Among the entries that follow, tally the lines with the string "messages". Give no more than the number.

Stored data:
>>>>
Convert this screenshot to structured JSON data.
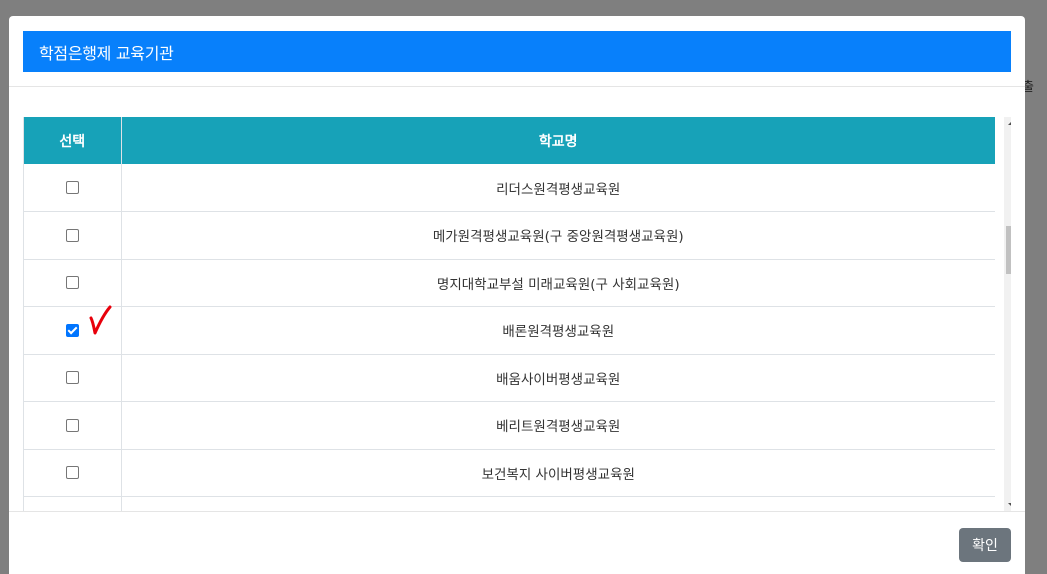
{
  "background_text": "출",
  "modal": {
    "title": "학점은행제 교육기관",
    "table": {
      "headers": {
        "select": "선택",
        "school": "학교명"
      },
      "rows": [
        {
          "school": "리더스원격평생교육원",
          "checked": false
        },
        {
          "school": "메가원격평생교육원(구 중앙원격평생교육원)",
          "checked": false
        },
        {
          "school": "명지대학교부설 미래교육원(구 사회교육원)",
          "checked": false
        },
        {
          "school": "배론원격평생교육원",
          "checked": true
        },
        {
          "school": "배움사이버평생교육원",
          "checked": false
        },
        {
          "school": "베리트원격평생교육원",
          "checked": false
        },
        {
          "school": "보건복지 사이버평생교육원",
          "checked": false
        },
        {
          "school": "",
          "checked": false
        }
      ]
    },
    "confirm_label": "확인"
  },
  "colors": {
    "title_bar": "#0880fb",
    "table_header": "#17a2b8",
    "confirm_button": "#6c757d",
    "annotation_mark": "#e8000b"
  }
}
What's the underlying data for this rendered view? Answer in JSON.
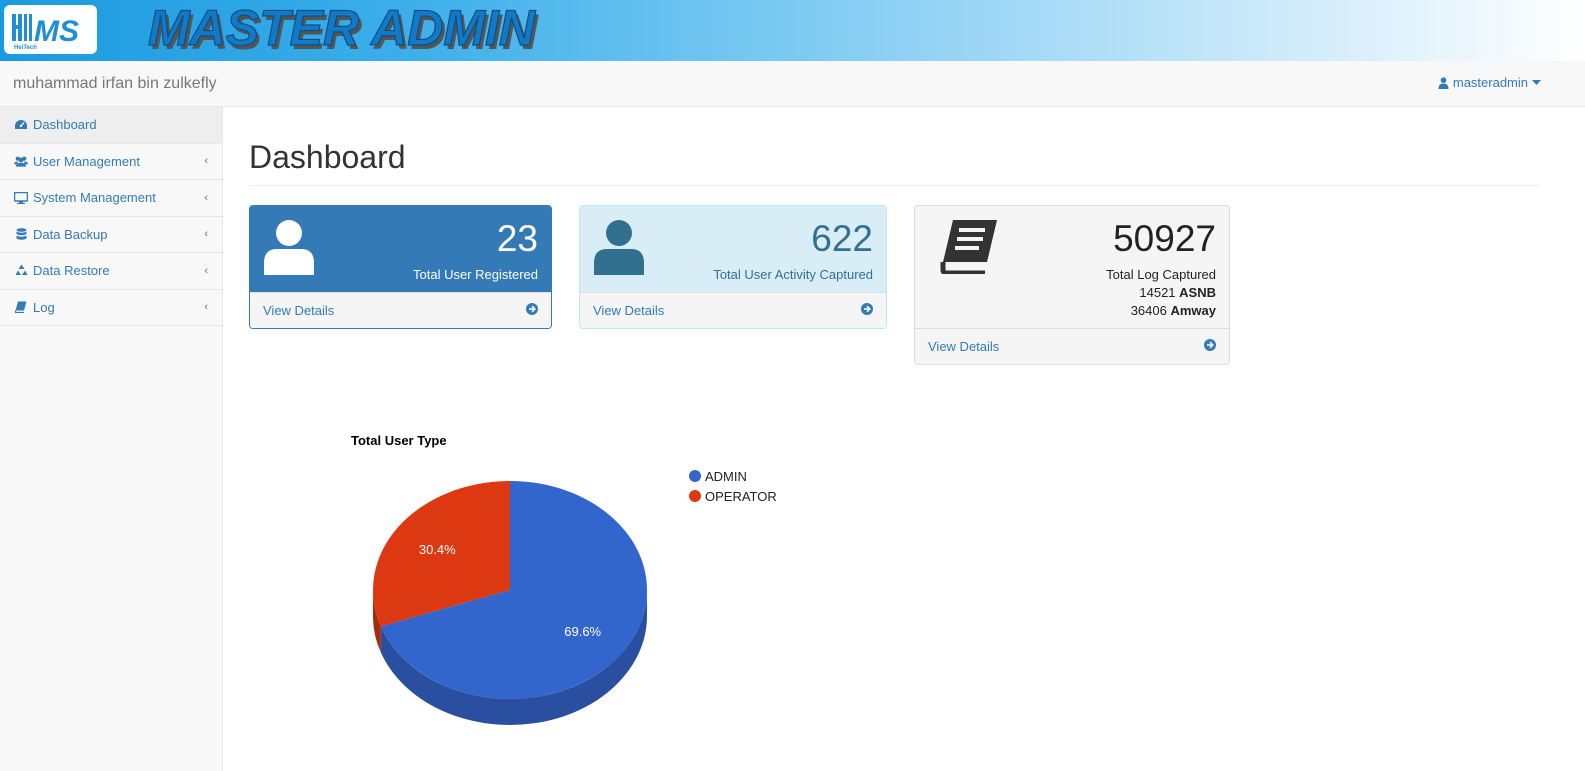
{
  "banner": {
    "title": "MASTER ADMIN",
    "logo_text": "MS",
    "logo_subtext": "HeiTech",
    "logo_icon": "hms-logo"
  },
  "navbar": {
    "brand": "muhammad irfan bin zulkefly",
    "username": "masteradmin",
    "user_icon": "user-icon",
    "caret_icon": "caret-down-icon"
  },
  "sidebar": {
    "items": [
      {
        "label": "Dashboard",
        "icon": "dashboard-icon",
        "active": true
      },
      {
        "label": "User Management",
        "icon": "users-icon"
      },
      {
        "label": "System Management",
        "icon": "desktop-icon"
      },
      {
        "label": "Data Backup",
        "icon": "database-icon"
      },
      {
        "label": "Data Restore",
        "icon": "recycle-icon"
      },
      {
        "label": "Log",
        "icon": "book-icon"
      }
    ]
  },
  "page": {
    "title": "Dashboard"
  },
  "panels": [
    {
      "value": "23",
      "label": "Total User Registered",
      "link": "View Details",
      "icon": "user-icon"
    },
    {
      "value": "622",
      "label": "Total User Activity Captured",
      "link": "View Details",
      "icon": "user-icon"
    },
    {
      "value": "50927",
      "label": "Total Log Captured",
      "line2_num": "14521",
      "line2_name": "ASNB",
      "line3_num": "36406",
      "line3_name": "Amway",
      "link": "View Details",
      "icon": "book-icon"
    }
  ],
  "colors": {
    "primary": "#337ab7",
    "info_bg": "#d9edf7",
    "admin": "#3366cc",
    "operator": "#dc3912"
  },
  "chart_data": {
    "type": "pie",
    "title": "Total User Type",
    "categories": [
      "ADMIN",
      "OPERATOR"
    ],
    "values": [
      69.6,
      30.4
    ],
    "labels": [
      "69.6%",
      "30.4%"
    ],
    "colors": [
      "#3366cc",
      "#dc3912"
    ],
    "is3D": true,
    "legend": "right"
  }
}
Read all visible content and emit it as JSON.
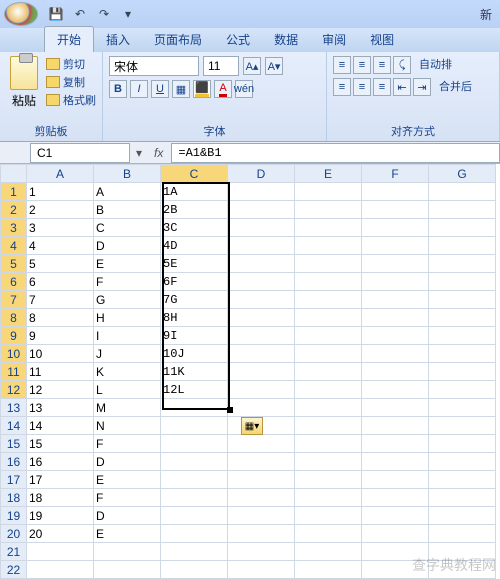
{
  "title_suffix": "新",
  "tabs": [
    "开始",
    "插入",
    "页面布局",
    "公式",
    "数据",
    "审阅",
    "视图"
  ],
  "active_tab": 0,
  "ribbon": {
    "clipboard": {
      "paste": "粘贴",
      "cut": "剪切",
      "copy": "复制",
      "format_painter": "格式刷",
      "label": "剪贴板"
    },
    "font": {
      "name": "宋体",
      "size": "11",
      "label": "字体"
    },
    "alignment": {
      "label": "对齐方式",
      "autofit": "自动排",
      "merge": "合并后"
    }
  },
  "namebox": "C1",
  "formula": "=A1&B1",
  "columns": [
    "A",
    "B",
    "C",
    "D",
    "E",
    "F",
    "G"
  ],
  "rows": [
    {
      "n": 1,
      "a": "1",
      "b": "A",
      "c": "1A"
    },
    {
      "n": 2,
      "a": "2",
      "b": "B",
      "c": "2B"
    },
    {
      "n": 3,
      "a": "3",
      "b": "C",
      "c": "3C"
    },
    {
      "n": 4,
      "a": "4",
      "b": "D",
      "c": "4D"
    },
    {
      "n": 5,
      "a": "5",
      "b": "E",
      "c": "5E"
    },
    {
      "n": 6,
      "a": "6",
      "b": "F",
      "c": "6F"
    },
    {
      "n": 7,
      "a": "7",
      "b": "G",
      "c": "7G"
    },
    {
      "n": 8,
      "a": "8",
      "b": "H",
      "c": "8H"
    },
    {
      "n": 9,
      "a": "9",
      "b": "I",
      "c": "9I"
    },
    {
      "n": 10,
      "a": "10",
      "b": "J",
      "c": "10J"
    },
    {
      "n": 11,
      "a": "11",
      "b": "K",
      "c": "11K"
    },
    {
      "n": 12,
      "a": "12",
      "b": "L",
      "c": "12L"
    },
    {
      "n": 13,
      "a": "13",
      "b": "M",
      "c": ""
    },
    {
      "n": 14,
      "a": "14",
      "b": "N",
      "c": ""
    },
    {
      "n": 15,
      "a": "15",
      "b": "F",
      "c": ""
    },
    {
      "n": 16,
      "a": "16",
      "b": "D",
      "c": ""
    },
    {
      "n": 17,
      "a": "17",
      "b": "E",
      "c": ""
    },
    {
      "n": 18,
      "a": "18",
      "b": "F",
      "c": ""
    },
    {
      "n": 19,
      "a": "19",
      "b": "D",
      "c": ""
    },
    {
      "n": 20,
      "a": "20",
      "b": "E",
      "c": ""
    },
    {
      "n": 21,
      "a": "",
      "b": "",
      "c": ""
    },
    {
      "n": 22,
      "a": "",
      "b": "",
      "c": ""
    }
  ],
  "selection": {
    "col": "C",
    "from_row": 1,
    "to_row": 12
  },
  "watermark": "查字典教程网"
}
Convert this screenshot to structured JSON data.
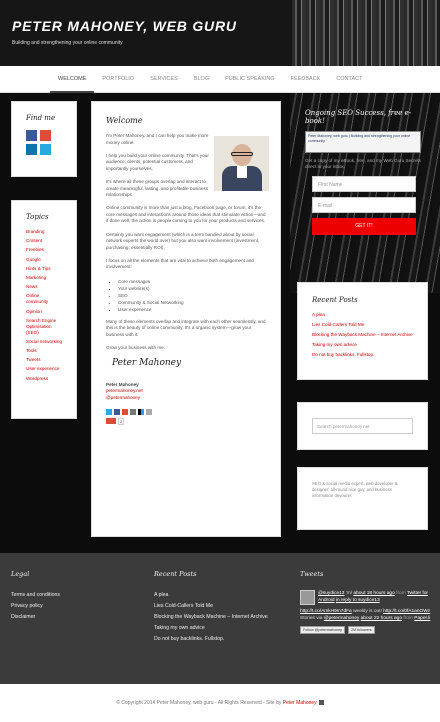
{
  "header": {
    "title": "PETER MAHONEY, WEB GURU",
    "tagline": "Building and strengthening your online community"
  },
  "nav": [
    "WELCOME",
    "PORTFOLIO",
    "SERVICES",
    "BLOG",
    "PUBLIC SPEAKING",
    "FEEDBACK",
    "CONTACT"
  ],
  "findme": {
    "title": "Find me",
    "icons": [
      "facebook-icon",
      "google-plus-icon",
      "linkedin-icon",
      "twitter-icon"
    ]
  },
  "topics": {
    "title": "Topics",
    "items": [
      "Branding",
      "Content",
      "Freebies",
      "Google",
      "Hints & Tips",
      "Marketing",
      "News",
      "Online community",
      "Opinion",
      "Search Engine Optimisation (SEO)",
      "Social networking",
      "Tools",
      "Tweets",
      "User experience",
      "Wordpress"
    ]
  },
  "main": {
    "title": "Welcome",
    "p1": "I'm Peter Mahoney, and I can help you make more money online.",
    "p2": "I help you build your online community. That's your audience; clients, potential customers, and importantly yourselves.",
    "p3": "It's where all these groups overlap and interact to create meaningful, lasting, and profitable business relationships.",
    "p4": "Online community is more than just a blog, Facebook page, or forum, it's the core messages and interactions around those ideas that stimulate action—and if done well, the action is people coming to you for your products and services.",
    "p5": "Certainly you want engagement (which is a term bandied about by social network experts the world over) but you also want involvement (investment, purchasing; essentially ROI).",
    "p6": "I focus on all the elements that are vital to achieve both engagement and involvement:",
    "list": [
      "Core messages",
      "Your website(s)",
      "SEO",
      "Community & Social Networking",
      "User experience"
    ],
    "p7": "Many of these elements overlap and integrate with each other seamlessly, and this is the beauty of online community. It's a organic system—grow your business with it.",
    "p8": "Grow your business with me.",
    "signature": "Peter Mahoney",
    "name": "Peter Mahoney",
    "email": "petermahoney.net",
    "twitter": "@petermahoney",
    "share_count": "2"
  },
  "ebook": {
    "title": "Ongoing SEO Success, free e-book!",
    "preview": "Peter Mahoney, web guru | Building and strengthening your online community",
    "desc": "Get a copy of my eBook, free, and my Web Guru Secrets direct to your inbox.",
    "first_name_placeholder": "First Name",
    "email_placeholder": "E-mail",
    "button": "GET IT!"
  },
  "recent_sidebar": {
    "title": "Recent Posts",
    "items": [
      "A plea",
      "Lies Cold-Callers Told Me",
      "Blocking the Wayback Machine – Internet Archive",
      "Taking my own advice",
      "Do not buy backlinks. Fullstop."
    ]
  },
  "search": {
    "placeholder": "Search petermahoney.net"
  },
  "about": {
    "text": "SEO & social media expert, web developer & designer, all-round nice guy, and business information devourer."
  },
  "footer": {
    "legal_title": "Legal",
    "legal": [
      "Terms and conditions",
      "Privacy policy",
      "Disclaimer"
    ],
    "recent_title": "Recent Posts",
    "recent": [
      "A plea",
      "Lies Cold-Callers Told Me",
      "Blocking the Wayback Machine – Internet Archive",
      "Taking my own advice",
      "Do not buy backlinks. Fullstop."
    ],
    "tweets_title": "Tweets",
    "tweet1": {
      "user": "@suydice13",
      "text": "'m/",
      "meta": "about 18 hours ago",
      "from": "from",
      "via": "Twitter for Android",
      "reply": "in reply to suydice13"
    },
    "tweet2": {
      "link": "http://t.co/AmkH9m7dFa",
      "text": "weekly is out!",
      "link2": "http://t.co/0fA1anOWz",
      "text2": "Stories via",
      "mention": "@petermahoney",
      "meta": "about 22 hours ago",
      "from": "from",
      "via": "Paper.li"
    },
    "follow_btn": "Follow @petermahoney",
    "followers": "2M followers"
  },
  "copyright": {
    "text": "© Copyright 2014 Peter Mahoney, web guru - All Rights Reserved - Site by",
    "author": "Peter Mahoney"
  },
  "colors": {
    "accent": "#cc0000",
    "button": "#ee0000",
    "footer": "#3b3b3b"
  }
}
<<<<
▸ RESULT:
2